> WORK TO DO
Would you quote the material below in full and unchanged?
---
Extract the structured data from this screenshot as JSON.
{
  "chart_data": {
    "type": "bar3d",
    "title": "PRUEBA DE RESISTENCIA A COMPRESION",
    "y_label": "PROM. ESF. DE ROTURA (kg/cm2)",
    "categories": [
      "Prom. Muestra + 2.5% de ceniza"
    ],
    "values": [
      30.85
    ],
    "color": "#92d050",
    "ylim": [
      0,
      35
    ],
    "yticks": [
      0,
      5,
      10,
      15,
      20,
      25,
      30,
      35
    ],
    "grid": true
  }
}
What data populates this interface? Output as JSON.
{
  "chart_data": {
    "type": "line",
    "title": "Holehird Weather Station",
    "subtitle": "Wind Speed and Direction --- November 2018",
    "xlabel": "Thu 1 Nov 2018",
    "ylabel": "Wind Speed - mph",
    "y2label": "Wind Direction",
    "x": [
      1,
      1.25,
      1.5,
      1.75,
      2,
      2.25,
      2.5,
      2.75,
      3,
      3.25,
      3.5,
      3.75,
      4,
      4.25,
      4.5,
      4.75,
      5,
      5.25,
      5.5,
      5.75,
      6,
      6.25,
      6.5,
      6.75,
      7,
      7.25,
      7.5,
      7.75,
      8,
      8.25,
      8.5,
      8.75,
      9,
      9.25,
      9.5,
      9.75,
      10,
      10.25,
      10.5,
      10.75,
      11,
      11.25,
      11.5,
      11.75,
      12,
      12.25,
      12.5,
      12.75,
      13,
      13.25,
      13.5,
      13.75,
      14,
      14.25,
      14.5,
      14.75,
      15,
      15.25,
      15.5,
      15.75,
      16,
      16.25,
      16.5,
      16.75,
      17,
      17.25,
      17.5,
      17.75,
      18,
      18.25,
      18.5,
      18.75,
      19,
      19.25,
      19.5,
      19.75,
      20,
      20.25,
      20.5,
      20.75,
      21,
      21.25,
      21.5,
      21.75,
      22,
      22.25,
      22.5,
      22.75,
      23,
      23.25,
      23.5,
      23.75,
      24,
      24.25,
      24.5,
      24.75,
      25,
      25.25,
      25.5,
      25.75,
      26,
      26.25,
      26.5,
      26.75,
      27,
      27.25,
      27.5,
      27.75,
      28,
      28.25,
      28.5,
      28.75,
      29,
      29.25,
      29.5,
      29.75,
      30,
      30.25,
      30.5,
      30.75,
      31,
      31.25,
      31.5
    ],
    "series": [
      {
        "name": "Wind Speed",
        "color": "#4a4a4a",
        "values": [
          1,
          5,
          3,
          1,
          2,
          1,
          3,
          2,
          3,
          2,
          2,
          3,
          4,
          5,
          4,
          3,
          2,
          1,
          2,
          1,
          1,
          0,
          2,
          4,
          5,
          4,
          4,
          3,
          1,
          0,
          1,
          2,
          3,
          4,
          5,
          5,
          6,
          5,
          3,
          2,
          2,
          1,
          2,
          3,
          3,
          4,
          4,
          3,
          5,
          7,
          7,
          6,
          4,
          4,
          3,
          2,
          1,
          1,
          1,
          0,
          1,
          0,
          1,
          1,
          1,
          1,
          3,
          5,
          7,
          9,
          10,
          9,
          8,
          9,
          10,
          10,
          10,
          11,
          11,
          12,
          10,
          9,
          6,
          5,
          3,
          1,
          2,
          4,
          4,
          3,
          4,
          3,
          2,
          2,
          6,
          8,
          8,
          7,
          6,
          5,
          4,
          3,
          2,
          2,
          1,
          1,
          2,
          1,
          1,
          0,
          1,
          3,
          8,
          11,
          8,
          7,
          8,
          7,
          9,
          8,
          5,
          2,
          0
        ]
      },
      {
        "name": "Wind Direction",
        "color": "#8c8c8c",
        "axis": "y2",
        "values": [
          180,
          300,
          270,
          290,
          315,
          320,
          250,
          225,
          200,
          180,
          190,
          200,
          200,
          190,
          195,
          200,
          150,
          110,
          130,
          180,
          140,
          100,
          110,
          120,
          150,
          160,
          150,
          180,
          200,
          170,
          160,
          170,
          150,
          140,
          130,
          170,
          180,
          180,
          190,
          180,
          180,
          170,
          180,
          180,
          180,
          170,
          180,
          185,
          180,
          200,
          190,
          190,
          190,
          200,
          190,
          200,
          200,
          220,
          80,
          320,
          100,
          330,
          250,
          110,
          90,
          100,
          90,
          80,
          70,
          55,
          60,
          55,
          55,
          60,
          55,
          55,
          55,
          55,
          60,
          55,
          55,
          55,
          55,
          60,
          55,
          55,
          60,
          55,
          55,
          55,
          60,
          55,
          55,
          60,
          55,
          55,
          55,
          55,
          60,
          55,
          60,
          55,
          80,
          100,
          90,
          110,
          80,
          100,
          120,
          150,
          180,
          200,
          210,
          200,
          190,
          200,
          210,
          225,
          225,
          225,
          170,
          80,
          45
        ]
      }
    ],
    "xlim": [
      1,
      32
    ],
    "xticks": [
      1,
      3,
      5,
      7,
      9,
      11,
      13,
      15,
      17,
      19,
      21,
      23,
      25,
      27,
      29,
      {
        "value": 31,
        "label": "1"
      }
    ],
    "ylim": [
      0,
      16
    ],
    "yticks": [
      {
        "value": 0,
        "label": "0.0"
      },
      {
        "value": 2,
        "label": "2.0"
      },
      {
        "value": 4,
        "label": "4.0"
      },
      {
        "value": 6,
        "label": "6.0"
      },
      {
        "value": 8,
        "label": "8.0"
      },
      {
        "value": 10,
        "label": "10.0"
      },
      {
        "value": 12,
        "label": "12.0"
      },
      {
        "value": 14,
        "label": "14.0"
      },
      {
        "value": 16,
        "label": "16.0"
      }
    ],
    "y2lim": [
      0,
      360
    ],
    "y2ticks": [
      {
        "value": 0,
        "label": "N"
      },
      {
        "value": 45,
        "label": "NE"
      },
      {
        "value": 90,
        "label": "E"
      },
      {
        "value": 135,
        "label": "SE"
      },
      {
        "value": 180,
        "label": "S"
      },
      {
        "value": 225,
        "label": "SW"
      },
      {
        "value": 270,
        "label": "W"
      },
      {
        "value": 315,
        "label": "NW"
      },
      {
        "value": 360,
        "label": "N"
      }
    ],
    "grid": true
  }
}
---
> RESULT OF THIS EXERCISE
Extract the structured data from this screenshot as JSON.
{
  "chart_data": {
    "type": "bar3d",
    "title": "PRUEBA DE RESISTENCIA A COMPRESION",
    "y_label": "PROM. ESF. DE ROTURA (kg/cm2)",
    "categories": [
      "Prom. Muestra + 2.5% de ceniza"
    ],
    "values": [
      30.85
    ],
    "color": "#92d050",
    "ylim": [
      0,
      35
    ],
    "yticks": [
      0,
      5,
      10,
      15,
      20,
      25,
      30,
      35
    ],
    "grid": true
  }
}
What data populates this interface? Output as JSON.
{
  "chart_data": {
    "type": "line",
    "title": "Holehird Weather Station",
    "subtitle": "Wind Speed and Direction --- November 2018",
    "xlabel": "Thu 1 Nov 2018",
    "ylabel": "Wind Speed - mph",
    "y2label": "Wind Direction",
    "x": [
      1,
      1.25,
      1.5,
      1.75,
      2,
      2.25,
      2.5,
      2.75,
      3,
      3.25,
      3.5,
      3.75,
      4,
      4.25,
      4.5,
      4.75,
      5,
      5.25,
      5.5,
      5.75,
      6,
      6.25,
      6.5,
      6.75,
      7,
      7.25,
      7.5,
      7.75,
      8,
      8.25,
      8.5,
      8.75,
      9,
      9.25,
      9.5,
      9.75,
      10,
      10.25,
      10.5,
      10.75,
      11,
      11.25,
      11.5,
      11.75,
      12,
      12.25,
      12.5,
      12.75,
      13,
      13.25,
      13.5,
      13.75,
      14,
      14.25,
      14.5,
      14.75,
      15,
      15.25,
      15.5,
      15.75,
      16,
      16.25,
      16.5,
      16.75,
      17,
      17.25,
      17.5,
      17.75,
      18,
      18.25,
      18.5,
      18.75,
      19,
      19.25,
      19.5,
      19.75,
      20,
      20.25,
      20.5,
      20.75,
      21,
      21.25,
      21.5,
      21.75,
      22,
      22.25,
      22.5,
      22.75,
      23,
      23.25,
      23.5,
      23.75,
      24,
      24.25,
      24.5,
      24.75,
      25,
      25.25,
      25.5,
      25.75,
      26,
      26.25,
      26.5,
      26.75,
      27,
      27.25,
      27.5,
      27.75,
      28,
      28.25,
      28.5,
      28.75,
      29,
      29.25,
      29.5,
      29.75,
      30,
      30.25,
      30.5,
      30.75,
      31,
      31.25,
      31.5
    ],
    "series": [
      {
        "name": "Wind Speed",
        "color": "#4a4a4a",
        "values": [
          1,
          5,
          3,
          1,
          2,
          1,
          3,
          2,
          3,
          2,
          2,
          3,
          4,
          5,
          4,
          3,
          2,
          1,
          2,
          1,
          1,
          0,
          2,
          4,
          5,
          4,
          4,
          3,
          1,
          0,
          1,
          2,
          3,
          4,
          5,
          5,
          6,
          5,
          3,
          2,
          2,
          1,
          2,
          3,
          3,
          4,
          4,
          3,
          5,
          7,
          7,
          6,
          4,
          4,
          3,
          2,
          1,
          1,
          1,
          0,
          1,
          0,
          1,
          1,
          1,
          1,
          3,
          5,
          7,
          9,
          10,
          9,
          8,
          9,
          10,
          10,
          10,
          11,
          11,
          12,
          10,
          9,
          6,
          5,
          3,
          1,
          2,
          4,
          4,
          3,
          4,
          3,
          2,
          2,
          6,
          8,
          8,
          7,
          6,
          5,
          4,
          3,
          2,
          2,
          1,
          1,
          2,
          1,
          1,
          0,
          1,
          3,
          8,
          11,
          8,
          7,
          8,
          7,
          9,
          8,
          5,
          2,
          0
        ]
      },
      {
        "name": "Wind Direction",
        "color": "#8c8c8c",
        "axis": "y2",
        "values": [
          180,
          300,
          270,
          290,
          315,
          320,
          250,
          225,
          200,
          180,
          190,
          200,
          200,
          190,
          195,
          200,
          150,
          110,
          130,
          180,
          140,
          100,
          110,
          120,
          150,
          160,
          150,
          180,
          200,
          170,
          160,
          170,
          150,
          140,
          130,
          170,
          180,
          180,
          190,
          180,
          180,
          170,
          180,
          180,
          180,
          170,
          180,
          185,
          180,
          200,
          190,
          190,
          190,
          200,
          190,
          200,
          200,
          220,
          80,
          320,
          100,
          330,
          250,
          110,
          90,
          100,
          90,
          80,
          70,
          55,
          60,
          55,
          55,
          60,
          55,
          55,
          55,
          55,
          60,
          55,
          55,
          55,
          55,
          60,
          55,
          55,
          60,
          55,
          55,
          55,
          60,
          55,
          55,
          60,
          55,
          55,
          55,
          55,
          60,
          55,
          60,
          55,
          80,
          100,
          90,
          110,
          80,
          100,
          120,
          150,
          180,
          200,
          210,
          200,
          190,
          200,
          210,
          225,
          225,
          225,
          170,
          80,
          45
        ]
      }
    ],
    "xlim": [
      1,
      32
    ],
    "xticks": [
      1,
      3,
      5,
      7,
      9,
      11,
      13,
      15,
      17,
      19,
      21,
      23,
      25,
      27,
      29,
      {
        "value": 31,
        "label": "1"
      }
    ],
    "ylim": [
      0,
      16
    ],
    "yticks": [
      {
        "value": 0,
        "label": "0.0"
      },
      {
        "value": 2,
        "label": "2.0"
      },
      {
        "value": 4,
        "label": "4.0"
      },
      {
        "value": 6,
        "label": "6.0"
      },
      {
        "value": 8,
        "label": "8.0"
      },
      {
        "value": 10,
        "label": "10.0"
      },
      {
        "value": 12,
        "label": "12.0"
      },
      {
        "value": 14,
        "label": "14.0"
      },
      {
        "value": 16,
        "label": "16.0"
      }
    ],
    "y2lim": [
      0,
      360
    ],
    "y2ticks": [
      {
        "value": 0,
        "label": "N"
      },
      {
        "value": 45,
        "label": "NE"
      },
      {
        "value": 90,
        "label": "E"
      },
      {
        "value": 135,
        "label": "SE"
      },
      {
        "value": 180,
        "label": "S"
      },
      {
        "value": 225,
        "label": "SW"
      },
      {
        "value": 270,
        "label": "W"
      },
      {
        "value": 315,
        "label": "NW"
      },
      {
        "value": 360,
        "label": "N"
      }
    ],
    "grid": true
  }
}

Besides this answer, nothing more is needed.